# Set exercise
Pull every "Efficiency" line out of the data below.
::::
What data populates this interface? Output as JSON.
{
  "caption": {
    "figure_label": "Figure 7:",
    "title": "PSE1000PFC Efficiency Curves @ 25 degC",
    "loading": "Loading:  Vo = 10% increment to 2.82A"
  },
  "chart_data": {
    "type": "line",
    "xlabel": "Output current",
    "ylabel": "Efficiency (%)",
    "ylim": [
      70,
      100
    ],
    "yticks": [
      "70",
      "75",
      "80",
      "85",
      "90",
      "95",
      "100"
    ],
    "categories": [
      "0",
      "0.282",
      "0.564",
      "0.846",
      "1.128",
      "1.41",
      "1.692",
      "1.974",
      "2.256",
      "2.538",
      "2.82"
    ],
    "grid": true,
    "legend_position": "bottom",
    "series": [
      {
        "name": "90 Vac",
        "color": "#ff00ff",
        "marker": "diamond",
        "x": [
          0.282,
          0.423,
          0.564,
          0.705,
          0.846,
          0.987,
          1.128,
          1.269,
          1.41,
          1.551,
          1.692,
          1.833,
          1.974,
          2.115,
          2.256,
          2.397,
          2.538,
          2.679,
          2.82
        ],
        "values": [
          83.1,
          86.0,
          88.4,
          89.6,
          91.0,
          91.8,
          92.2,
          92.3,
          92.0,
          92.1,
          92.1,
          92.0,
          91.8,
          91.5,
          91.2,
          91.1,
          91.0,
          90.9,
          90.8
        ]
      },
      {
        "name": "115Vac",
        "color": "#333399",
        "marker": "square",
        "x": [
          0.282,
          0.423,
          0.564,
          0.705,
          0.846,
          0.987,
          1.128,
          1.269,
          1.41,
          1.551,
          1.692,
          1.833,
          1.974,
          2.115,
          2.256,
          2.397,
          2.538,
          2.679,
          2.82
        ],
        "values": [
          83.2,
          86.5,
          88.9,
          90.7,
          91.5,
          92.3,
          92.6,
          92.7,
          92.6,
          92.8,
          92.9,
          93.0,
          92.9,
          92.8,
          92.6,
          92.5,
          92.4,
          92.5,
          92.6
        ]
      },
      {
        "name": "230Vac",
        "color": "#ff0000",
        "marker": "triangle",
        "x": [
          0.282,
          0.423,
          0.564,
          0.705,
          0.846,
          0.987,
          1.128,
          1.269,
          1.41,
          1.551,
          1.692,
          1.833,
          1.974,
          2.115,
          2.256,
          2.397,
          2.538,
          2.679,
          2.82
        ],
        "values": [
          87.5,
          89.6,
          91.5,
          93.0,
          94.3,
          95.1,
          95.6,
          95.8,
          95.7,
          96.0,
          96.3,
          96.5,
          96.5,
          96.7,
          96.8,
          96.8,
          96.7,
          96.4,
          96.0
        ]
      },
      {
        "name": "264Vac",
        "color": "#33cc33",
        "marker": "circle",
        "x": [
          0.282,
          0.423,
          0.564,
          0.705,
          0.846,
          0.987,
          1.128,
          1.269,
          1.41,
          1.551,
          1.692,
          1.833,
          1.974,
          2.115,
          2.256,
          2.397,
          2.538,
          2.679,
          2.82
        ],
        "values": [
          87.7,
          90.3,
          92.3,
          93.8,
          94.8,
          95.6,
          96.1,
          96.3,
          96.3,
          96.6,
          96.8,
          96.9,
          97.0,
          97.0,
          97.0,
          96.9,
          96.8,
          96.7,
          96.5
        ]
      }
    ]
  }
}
::::
# Exercise result
    "title": "PSE1000PFC Efficiency Curves @ 25 degC",
    "ylabel": "Efficiency (%)",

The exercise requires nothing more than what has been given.